■ **Work to be completed**
Write out the material exactly. Do not include the pictures.

■ **Supplied information**
-----
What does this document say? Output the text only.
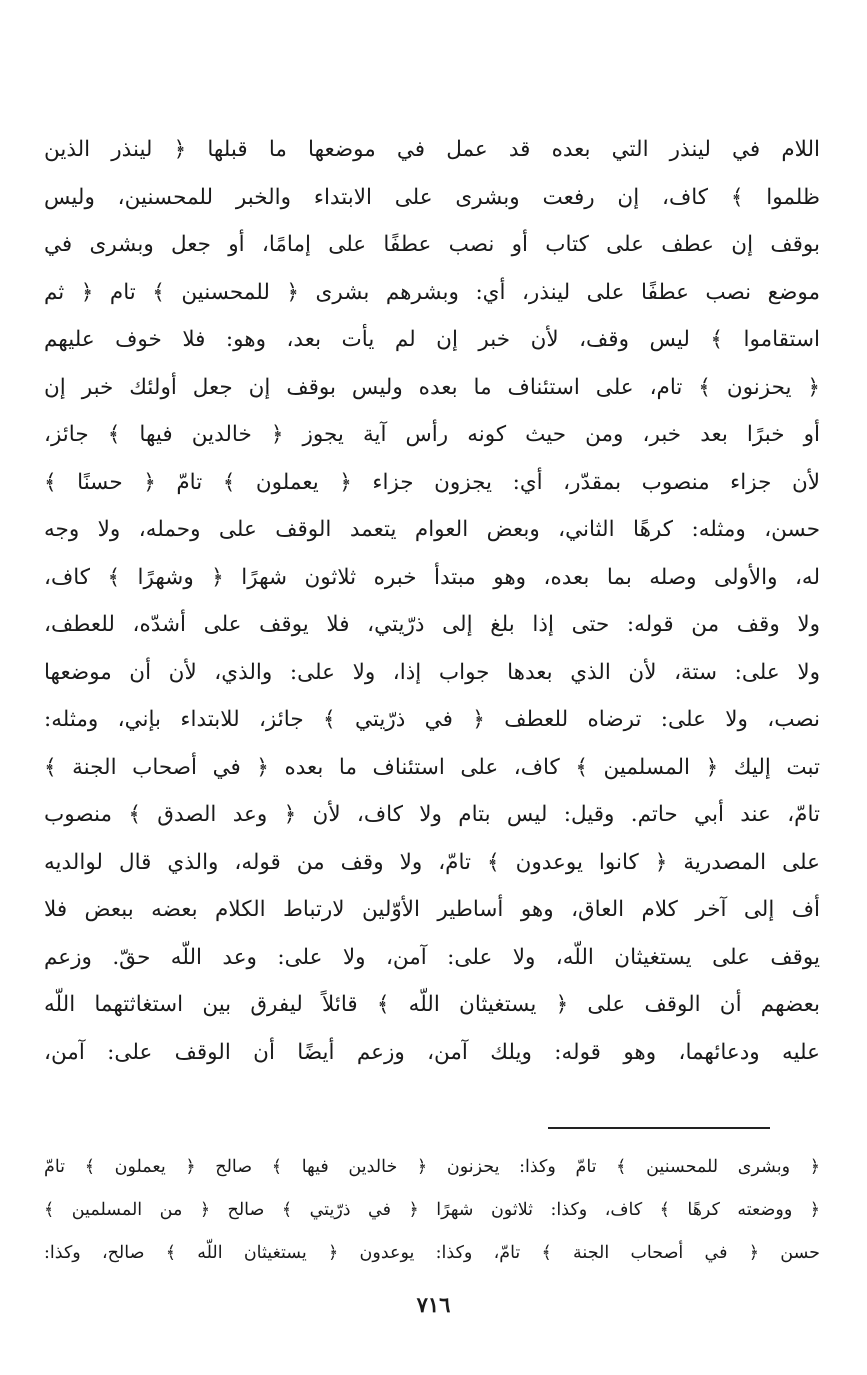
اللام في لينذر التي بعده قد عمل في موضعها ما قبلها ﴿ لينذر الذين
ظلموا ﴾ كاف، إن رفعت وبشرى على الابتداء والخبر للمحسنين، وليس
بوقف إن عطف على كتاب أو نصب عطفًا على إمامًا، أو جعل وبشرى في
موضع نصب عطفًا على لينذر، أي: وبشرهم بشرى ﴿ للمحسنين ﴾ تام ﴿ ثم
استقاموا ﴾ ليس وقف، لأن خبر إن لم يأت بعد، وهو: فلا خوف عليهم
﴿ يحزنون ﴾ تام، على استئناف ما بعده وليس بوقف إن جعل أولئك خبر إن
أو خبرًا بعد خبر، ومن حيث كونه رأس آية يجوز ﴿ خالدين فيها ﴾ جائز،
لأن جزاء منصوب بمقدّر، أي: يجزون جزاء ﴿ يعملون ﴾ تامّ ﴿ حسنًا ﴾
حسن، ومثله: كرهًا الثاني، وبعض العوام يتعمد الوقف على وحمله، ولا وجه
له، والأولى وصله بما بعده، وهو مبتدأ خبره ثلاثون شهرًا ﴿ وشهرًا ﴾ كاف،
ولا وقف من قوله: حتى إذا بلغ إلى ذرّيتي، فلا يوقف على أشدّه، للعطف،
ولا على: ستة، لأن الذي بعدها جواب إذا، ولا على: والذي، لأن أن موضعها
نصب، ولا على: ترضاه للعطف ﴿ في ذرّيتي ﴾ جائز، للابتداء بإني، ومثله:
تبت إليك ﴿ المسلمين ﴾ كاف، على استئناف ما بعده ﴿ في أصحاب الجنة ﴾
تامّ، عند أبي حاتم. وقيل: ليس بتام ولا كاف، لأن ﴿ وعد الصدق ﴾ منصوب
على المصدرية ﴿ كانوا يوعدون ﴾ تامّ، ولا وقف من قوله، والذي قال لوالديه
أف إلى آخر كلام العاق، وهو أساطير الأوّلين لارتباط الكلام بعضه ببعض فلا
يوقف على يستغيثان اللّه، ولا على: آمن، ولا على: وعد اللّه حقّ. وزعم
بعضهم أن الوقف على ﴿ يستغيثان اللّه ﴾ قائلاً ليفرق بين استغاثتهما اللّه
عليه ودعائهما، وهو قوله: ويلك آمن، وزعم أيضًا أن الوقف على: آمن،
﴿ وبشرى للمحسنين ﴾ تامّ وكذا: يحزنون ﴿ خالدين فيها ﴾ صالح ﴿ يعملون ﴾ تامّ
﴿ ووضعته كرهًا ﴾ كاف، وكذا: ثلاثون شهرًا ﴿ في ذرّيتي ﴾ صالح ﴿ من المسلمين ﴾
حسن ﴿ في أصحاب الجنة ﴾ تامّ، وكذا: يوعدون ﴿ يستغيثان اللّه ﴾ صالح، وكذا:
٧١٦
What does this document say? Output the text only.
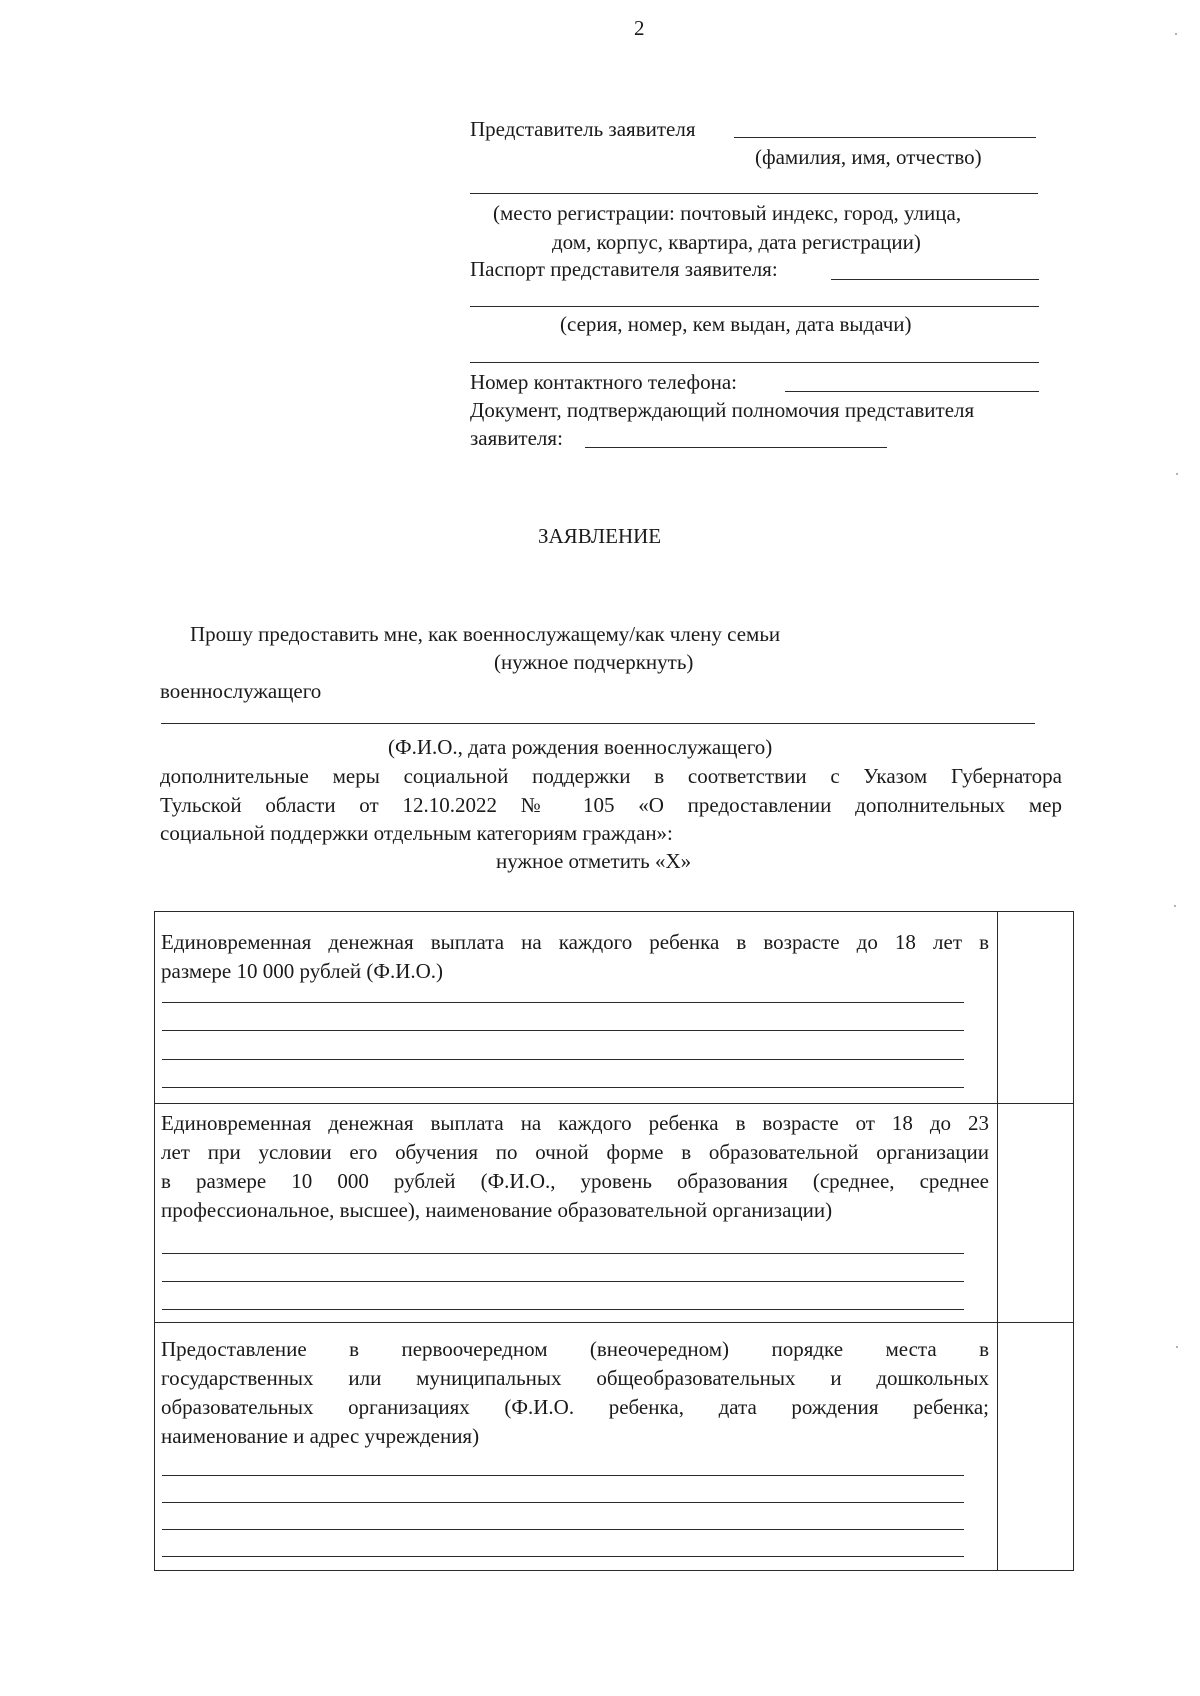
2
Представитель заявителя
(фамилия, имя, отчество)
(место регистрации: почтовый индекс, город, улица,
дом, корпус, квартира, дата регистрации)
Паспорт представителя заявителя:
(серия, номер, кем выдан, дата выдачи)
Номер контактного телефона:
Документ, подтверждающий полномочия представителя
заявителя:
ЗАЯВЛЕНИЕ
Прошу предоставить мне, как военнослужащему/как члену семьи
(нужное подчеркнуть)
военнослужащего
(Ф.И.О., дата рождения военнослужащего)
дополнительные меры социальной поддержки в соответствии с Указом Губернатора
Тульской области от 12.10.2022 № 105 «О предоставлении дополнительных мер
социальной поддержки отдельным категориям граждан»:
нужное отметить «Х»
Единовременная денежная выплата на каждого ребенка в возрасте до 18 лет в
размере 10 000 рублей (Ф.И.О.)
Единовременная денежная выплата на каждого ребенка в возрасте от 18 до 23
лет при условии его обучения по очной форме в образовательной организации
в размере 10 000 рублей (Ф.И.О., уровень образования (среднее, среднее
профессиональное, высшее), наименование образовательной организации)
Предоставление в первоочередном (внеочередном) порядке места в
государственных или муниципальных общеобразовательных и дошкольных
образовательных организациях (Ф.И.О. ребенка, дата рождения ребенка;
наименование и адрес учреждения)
-----
■ **Exercise response**
What does this document say? Output the text only.
اللام في لينذر التي بعده قد عمل في موضعها ما قبلها ﴿ لينذر الذين
ظلموا ﴾ كاف، إن رفعت وبشرى على الابتداء والخبر للمحسنين، وليس
بوقف إن عطف على كتاب أو نصب عطفًا على إمامًا، أو جعل وبشرى في
موضع نصب عطفًا على لينذر، أي: وبشرهم بشرى ﴿ للمحسنين ﴾ تام ﴿ ثم
استقاموا ﴾ ليس وقف، لأن خبر إن لم يأت بعد، وهو: فلا خوف عليهم
﴿ يحزنون ﴾ تام، على استئناف ما بعده وليس بوقف إن جعل أولئك خبر إن
أو خبرًا بعد خبر، ومن حيث كونه رأس آية يجوز ﴿ خالدين فيها ﴾ جائز،
لأن جزاء منصوب بمقدّر، أي: يجزون جزاء ﴿ يعملون ﴾ تامّ ﴿ حسنًا ﴾
حسن، ومثله: كرهًا الثاني، وبعض العوام يتعمد الوقف على وحمله، ولا وجه
له، والأولى وصله بما بعده، وهو مبتدأ خبره ثلاثون شهرًا ﴿ وشهرًا ﴾ كاف،
ولا وقف من قوله: حتى إذا بلغ إلى ذرّيتي، فلا يوقف على أشدّه، للعطف،
ولا على: ستة، لأن الذي بعدها جواب إذا، ولا على: والذي، لأن أن موضعها
نصب، ولا على: ترضاه للعطف ﴿ في ذرّيتي ﴾ جائز، للابتداء بإني، ومثله:
تبت إليك ﴿ المسلمين ﴾ كاف، على استئناف ما بعده ﴿ في أصحاب الجنة ﴾
تامّ، عند أبي حاتم. وقيل: ليس بتام ولا كاف، لأن ﴿ وعد الصدق ﴾ منصوب
على المصدرية ﴿ كانوا يوعدون ﴾ تامّ، ولا وقف من قوله، والذي قال لوالديه
أف إلى آخر كلام العاق، وهو أساطير الأوّلين لارتباط الكلام بعضه ببعض فلا
يوقف على يستغيثان اللّه، ولا على: آمن، ولا على: وعد اللّه حقّ. وزعم
بعضهم أن الوقف على ﴿ يستغيثان اللّه ﴾ قائلاً ليفرق بين استغاثتهما اللّه
عليه ودعائهما، وهو قوله: ويلك آمن، وزعم أيضًا أن الوقف على: آمن،
﴿ وبشرى للمحسنين ﴾ تامّ وكذا: يحزنون ﴿ خالدين فيها ﴾ صالح ﴿ يعملون ﴾ تامّ
﴿ ووضعته كرهًا ﴾ كاف، وكذا: ثلاثون شهرًا ﴿ في ذرّيتي ﴾ صالح ﴿ من المسلمين ﴾
حسن ﴿ في أصحاب الجنة ﴾ تامّ، وكذا: يوعدون ﴿ يستغيثان اللّه ﴾ صالح، وكذا:
٧١٦
What does this document say? Output the text only.
2
Представитель заявителя
(фамилия, имя, отчество)
(место регистрации: почтовый индекс, город, улица,
дом, корпус, квартира, дата регистрации)
Паспорт представителя заявителя:
(серия, номер, кем выдан, дата выдачи)
Номер контактного телефона:
Документ, подтверждающий полномочия представителя
заявителя:
ЗАЯВЛЕНИЕ
Прошу предоставить мне, как военнослужащему/как члену семьи
(нужное подчеркнуть)
военнослужащего
(Ф.И.О., дата рождения военнослужащего)
дополнительные меры социальной поддержки в соответствии с Указом Губернатора
Тульской области от 12.10.2022 № 105 «О предоставлении дополнительных мер
социальной поддержки отдельным категориям граждан»:
нужное отметить «Х»
Единовременная денежная выплата на каждого ребенка в возрасте до 18 лет в
размере 10 000 рублей (Ф.И.О.)
Единовременная денежная выплата на каждого ребенка в возрасте от 18 до 23
лет при условии его обучения по очной форме в образовательной организации
в размере 10 000 рублей (Ф.И.О., уровень образования (среднее, среднее
профессиональное, высшее), наименование образовательной организации)
Предоставление в первоочередном (внеочередном) порядке места в
государственных или муниципальных общеобразовательных и дошкольных
образовательных организациях (Ф.И.О. ребенка, дата рождения ребенка;
наименование и адрес учреждения)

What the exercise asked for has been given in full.